Word for word, retype every entry in the listing.

* Begin Data for the task *

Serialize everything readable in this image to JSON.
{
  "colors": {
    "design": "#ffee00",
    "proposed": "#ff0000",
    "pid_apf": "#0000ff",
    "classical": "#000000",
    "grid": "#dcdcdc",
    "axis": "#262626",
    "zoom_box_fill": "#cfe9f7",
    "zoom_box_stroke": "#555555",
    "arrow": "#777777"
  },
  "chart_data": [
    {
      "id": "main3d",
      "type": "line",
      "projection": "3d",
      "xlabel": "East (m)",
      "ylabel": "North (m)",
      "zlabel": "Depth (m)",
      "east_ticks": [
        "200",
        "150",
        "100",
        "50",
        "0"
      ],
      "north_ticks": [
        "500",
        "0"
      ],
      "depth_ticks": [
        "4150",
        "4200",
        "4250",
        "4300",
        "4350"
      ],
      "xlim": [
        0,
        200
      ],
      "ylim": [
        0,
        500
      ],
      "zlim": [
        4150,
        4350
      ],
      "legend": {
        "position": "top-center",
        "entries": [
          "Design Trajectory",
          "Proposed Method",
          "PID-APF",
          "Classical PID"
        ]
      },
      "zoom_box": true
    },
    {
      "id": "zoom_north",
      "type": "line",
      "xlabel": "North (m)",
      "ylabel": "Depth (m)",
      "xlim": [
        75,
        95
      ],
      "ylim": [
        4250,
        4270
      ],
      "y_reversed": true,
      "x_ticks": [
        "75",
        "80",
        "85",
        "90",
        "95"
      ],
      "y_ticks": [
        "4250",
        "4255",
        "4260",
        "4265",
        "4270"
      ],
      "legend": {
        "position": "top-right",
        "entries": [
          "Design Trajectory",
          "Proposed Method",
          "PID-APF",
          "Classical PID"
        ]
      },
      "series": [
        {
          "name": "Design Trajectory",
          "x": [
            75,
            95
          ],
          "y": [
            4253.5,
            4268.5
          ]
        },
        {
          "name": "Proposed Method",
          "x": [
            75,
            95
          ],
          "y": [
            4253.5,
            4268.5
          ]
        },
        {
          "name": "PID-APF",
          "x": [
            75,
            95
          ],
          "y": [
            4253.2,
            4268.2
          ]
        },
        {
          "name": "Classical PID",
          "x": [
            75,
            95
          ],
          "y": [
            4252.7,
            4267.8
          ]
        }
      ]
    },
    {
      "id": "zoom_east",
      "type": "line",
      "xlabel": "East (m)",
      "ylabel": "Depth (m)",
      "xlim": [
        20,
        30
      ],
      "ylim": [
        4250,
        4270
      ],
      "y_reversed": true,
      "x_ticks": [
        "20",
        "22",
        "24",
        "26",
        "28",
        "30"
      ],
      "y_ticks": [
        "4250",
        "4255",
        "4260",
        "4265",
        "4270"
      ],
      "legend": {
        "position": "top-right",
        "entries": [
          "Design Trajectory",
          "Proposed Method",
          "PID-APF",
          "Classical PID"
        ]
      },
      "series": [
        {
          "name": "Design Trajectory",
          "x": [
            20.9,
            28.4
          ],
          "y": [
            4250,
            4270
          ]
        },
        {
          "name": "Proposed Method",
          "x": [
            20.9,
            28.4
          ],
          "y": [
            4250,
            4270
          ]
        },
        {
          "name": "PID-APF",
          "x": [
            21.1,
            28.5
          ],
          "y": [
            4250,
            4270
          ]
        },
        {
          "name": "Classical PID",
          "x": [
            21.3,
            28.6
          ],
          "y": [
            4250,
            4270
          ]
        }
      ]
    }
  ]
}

* End Data for the task *

Solution to this exercise |
Serialize everything readable in this image to JSON.
{
  "colors": {
    "design": "#ffee00",
    "proposed": "#ff0000",
    "pid_apf": "#0000ff",
    "classical": "#000000",
    "grid": "#dcdcdc",
    "axis": "#262626",
    "zoom_box_fill": "#cfe9f7",
    "zoom_box_stroke": "#555555",
    "arrow": "#777777"
  },
  "chart_data": [
    {
      "id": "main3d",
      "type": "line",
      "projection": "3d",
      "xlabel": "East (m)",
      "ylabel": "North (m)",
      "zlabel": "Depth (m)",
      "east_ticks": [
        "200",
        "150",
        "100",
        "50",
        "0"
      ],
      "north_ticks": [
        "500",
        "0"
      ],
      "depth_ticks": [
        "4150",
        "4200",
        "4250",
        "4300",
        "4350"
      ],
      "xlim": [
        0,
        200
      ],
      "ylim": [
        0,
        500
      ],
      "zlim": [
        4150,
        4350
      ],
      "legend": {
        "position": "top-center",
        "entries": [
          "Design Trajectory",
          "Proposed Method",
          "PID-APF",
          "Classical PID"
        ]
      },
      "zoom_box": true
    },
    {
      "id": "zoom_north",
      "type": "line",
      "xlabel": "North (m)",
      "ylabel": "Depth (m)",
      "xlim": [
        75,
        95
      ],
      "ylim": [
        4250,
        4270
      ],
      "y_reversed": true,
      "x_ticks": [
        "75",
        "80",
        "85",
        "90",
        "95"
      ],
      "y_ticks": [
        "4250",
        "4255",
        "4260",
        "4265",
        "4270"
      ],
      "legend": {
        "position": "top-right",
        "entries": [
          "Design Trajectory",
          "Proposed Method",
          "PID-APF",
          "Classical PID"
        ]
      },
      "series": [
        {
          "name": "Design Trajectory",
          "x": [
            75,
            95
          ],
          "y": [
            4253.5,
            4268.5
          ]
        },
        {
          "name": "Proposed Method",
          "x": [
            75,
            95
          ],
          "y": [
            4253.5,
            4268.5
          ]
        },
        {
          "name": "PID-APF",
          "x": [
            75,
            95
          ],
          "y": [
            4253.2,
            4268.2
          ]
        },
        {
          "name": "Classical PID",
          "x": [
            75,
            95
          ],
          "y": [
            4252.7,
            4267.8
          ]
        }
      ]
    },
    {
      "id": "zoom_east",
      "type": "line",
      "xlabel": "East (m)",
      "ylabel": "Depth (m)",
      "xlim": [
        20,
        30
      ],
      "ylim": [
        4250,
        4270
      ],
      "y_reversed": true,
      "x_ticks": [
        "20",
        "22",
        "24",
        "26",
        "28",
        "30"
      ],
      "y_ticks": [
        "4250",
        "4255",
        "4260",
        "4265",
        "4270"
      ],
      "legend": {
        "position": "top-right",
        "entries": [
          "Design Trajectory",
          "Proposed Method",
          "PID-APF",
          "Classical PID"
        ]
      },
      "series": [
        {
          "name": "Design Trajectory",
          "x": [
            20.9,
            28.4
          ],
          "y": [
            4250,
            4270
          ]
        },
        {
          "name": "Proposed Method",
          "x": [
            20.9,
            28.4
          ],
          "y": [
            4250,
            4270
          ]
        },
        {
          "name": "PID-APF",
          "x": [
            21.1,
            28.5
          ],
          "y": [
            4250,
            4270
          ]
        },
        {
          "name": "Classical PID",
          "x": [
            21.3,
            28.6
          ],
          "y": [
            4250,
            4270
          ]
        }
      ]
    }
  ]
}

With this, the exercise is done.